▶ _Task instructions_
Where a line in the listing below contains the word "MERTIS", copy that line.

++++++++++

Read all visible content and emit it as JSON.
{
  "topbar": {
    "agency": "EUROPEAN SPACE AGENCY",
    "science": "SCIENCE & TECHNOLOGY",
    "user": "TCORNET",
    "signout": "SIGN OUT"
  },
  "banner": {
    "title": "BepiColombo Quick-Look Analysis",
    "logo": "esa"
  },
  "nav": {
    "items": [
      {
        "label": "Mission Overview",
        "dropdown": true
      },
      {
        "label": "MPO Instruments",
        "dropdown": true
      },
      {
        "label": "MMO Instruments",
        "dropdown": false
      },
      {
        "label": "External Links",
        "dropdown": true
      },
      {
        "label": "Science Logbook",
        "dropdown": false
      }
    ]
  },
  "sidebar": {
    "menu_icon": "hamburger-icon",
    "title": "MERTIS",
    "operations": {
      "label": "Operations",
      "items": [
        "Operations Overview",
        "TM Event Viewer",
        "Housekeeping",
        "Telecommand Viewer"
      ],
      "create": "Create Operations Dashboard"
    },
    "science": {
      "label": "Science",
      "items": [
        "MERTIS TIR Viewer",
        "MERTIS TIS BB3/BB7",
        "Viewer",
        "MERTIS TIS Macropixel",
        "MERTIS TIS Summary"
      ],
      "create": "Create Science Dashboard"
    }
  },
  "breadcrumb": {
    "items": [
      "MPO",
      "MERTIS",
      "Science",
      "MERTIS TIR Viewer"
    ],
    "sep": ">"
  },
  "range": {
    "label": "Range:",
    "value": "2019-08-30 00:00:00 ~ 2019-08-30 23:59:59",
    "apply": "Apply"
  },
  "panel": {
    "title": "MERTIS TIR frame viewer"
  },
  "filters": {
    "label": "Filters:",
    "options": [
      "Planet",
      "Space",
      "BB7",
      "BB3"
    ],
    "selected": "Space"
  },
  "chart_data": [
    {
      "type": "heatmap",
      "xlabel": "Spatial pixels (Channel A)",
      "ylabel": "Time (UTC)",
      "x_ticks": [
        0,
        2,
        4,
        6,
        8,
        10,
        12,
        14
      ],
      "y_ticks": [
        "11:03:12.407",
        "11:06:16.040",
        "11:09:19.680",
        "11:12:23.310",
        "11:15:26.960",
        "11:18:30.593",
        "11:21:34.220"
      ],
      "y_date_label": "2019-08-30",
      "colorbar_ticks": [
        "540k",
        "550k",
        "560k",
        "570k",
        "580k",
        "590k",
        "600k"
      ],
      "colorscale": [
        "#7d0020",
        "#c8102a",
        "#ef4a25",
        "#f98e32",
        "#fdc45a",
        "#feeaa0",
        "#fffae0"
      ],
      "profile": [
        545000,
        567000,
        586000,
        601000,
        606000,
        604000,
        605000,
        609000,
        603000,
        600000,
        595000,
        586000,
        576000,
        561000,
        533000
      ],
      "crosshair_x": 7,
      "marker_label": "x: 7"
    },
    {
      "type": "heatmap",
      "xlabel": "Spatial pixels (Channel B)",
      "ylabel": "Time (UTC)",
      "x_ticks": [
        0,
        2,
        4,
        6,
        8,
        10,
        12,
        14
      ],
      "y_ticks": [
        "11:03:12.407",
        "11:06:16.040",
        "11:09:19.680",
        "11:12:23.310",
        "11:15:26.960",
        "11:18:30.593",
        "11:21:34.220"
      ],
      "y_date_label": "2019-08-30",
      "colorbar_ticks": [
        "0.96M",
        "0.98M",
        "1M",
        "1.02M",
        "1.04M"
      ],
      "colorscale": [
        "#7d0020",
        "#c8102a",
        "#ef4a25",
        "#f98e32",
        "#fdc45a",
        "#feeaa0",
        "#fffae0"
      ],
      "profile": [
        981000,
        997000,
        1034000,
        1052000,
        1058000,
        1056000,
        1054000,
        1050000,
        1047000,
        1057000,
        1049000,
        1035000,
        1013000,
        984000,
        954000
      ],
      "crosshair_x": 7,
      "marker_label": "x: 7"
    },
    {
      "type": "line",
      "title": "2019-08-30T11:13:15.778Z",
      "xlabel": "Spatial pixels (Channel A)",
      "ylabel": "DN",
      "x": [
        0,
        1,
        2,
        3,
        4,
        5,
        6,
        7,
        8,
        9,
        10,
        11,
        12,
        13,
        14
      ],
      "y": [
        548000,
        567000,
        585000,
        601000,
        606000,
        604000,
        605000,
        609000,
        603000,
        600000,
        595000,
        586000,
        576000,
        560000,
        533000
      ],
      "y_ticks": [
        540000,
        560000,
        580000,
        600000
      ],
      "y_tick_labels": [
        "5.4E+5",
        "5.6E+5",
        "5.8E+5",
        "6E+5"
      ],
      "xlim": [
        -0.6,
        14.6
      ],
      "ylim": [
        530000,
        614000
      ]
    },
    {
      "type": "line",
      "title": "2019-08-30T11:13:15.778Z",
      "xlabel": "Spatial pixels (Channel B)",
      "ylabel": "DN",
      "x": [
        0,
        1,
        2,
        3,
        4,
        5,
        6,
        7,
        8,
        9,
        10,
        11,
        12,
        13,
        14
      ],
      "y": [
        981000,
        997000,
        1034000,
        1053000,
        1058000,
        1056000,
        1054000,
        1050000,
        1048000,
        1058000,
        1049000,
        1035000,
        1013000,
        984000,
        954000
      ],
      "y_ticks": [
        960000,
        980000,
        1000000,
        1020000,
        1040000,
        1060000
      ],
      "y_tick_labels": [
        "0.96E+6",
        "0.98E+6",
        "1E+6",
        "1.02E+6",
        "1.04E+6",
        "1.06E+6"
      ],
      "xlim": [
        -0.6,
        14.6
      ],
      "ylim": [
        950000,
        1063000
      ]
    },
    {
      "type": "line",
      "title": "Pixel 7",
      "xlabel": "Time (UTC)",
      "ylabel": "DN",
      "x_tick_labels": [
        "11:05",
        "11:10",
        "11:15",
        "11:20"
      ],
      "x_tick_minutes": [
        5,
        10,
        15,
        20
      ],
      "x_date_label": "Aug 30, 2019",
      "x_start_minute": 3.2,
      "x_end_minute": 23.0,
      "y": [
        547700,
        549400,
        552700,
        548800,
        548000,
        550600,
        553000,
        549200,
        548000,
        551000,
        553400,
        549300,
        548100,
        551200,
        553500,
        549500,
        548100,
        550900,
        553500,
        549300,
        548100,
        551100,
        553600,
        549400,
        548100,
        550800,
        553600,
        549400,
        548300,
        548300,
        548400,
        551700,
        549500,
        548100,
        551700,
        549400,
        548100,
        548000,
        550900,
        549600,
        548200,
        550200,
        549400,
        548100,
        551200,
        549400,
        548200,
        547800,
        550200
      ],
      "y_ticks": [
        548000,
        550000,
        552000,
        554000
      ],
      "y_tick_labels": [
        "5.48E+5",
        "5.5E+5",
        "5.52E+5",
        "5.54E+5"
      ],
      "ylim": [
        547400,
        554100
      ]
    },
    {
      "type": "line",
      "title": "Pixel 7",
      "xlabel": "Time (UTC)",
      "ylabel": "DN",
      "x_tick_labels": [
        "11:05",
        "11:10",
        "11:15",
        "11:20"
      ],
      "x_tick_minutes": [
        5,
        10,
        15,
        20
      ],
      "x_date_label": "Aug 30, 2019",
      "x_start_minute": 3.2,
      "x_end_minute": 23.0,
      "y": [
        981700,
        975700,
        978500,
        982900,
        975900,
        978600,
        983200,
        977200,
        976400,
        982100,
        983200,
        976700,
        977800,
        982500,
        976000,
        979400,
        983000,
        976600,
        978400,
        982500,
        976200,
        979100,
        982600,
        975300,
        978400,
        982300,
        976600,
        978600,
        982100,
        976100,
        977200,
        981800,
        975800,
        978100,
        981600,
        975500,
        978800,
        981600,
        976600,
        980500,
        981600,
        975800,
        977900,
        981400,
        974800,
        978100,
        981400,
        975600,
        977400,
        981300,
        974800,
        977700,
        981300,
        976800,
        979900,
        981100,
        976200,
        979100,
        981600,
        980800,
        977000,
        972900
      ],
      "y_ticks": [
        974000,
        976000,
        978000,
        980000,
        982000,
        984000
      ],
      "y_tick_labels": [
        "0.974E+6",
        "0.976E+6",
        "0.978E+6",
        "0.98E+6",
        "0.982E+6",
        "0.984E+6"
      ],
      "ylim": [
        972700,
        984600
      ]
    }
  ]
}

++++++++++

▶ _Completed task_
    "title": "MERTIS",
        "MERTIS TIR Viewer",
        "MERTIS TIS BB3/BB7",
        "MERTIS TIS Macropixel",
        "MERTIS TIS Summary"
      "MERTIS",
      "MERTIS TIR Viewer"
    "title": "MERTIS TIR frame viewer"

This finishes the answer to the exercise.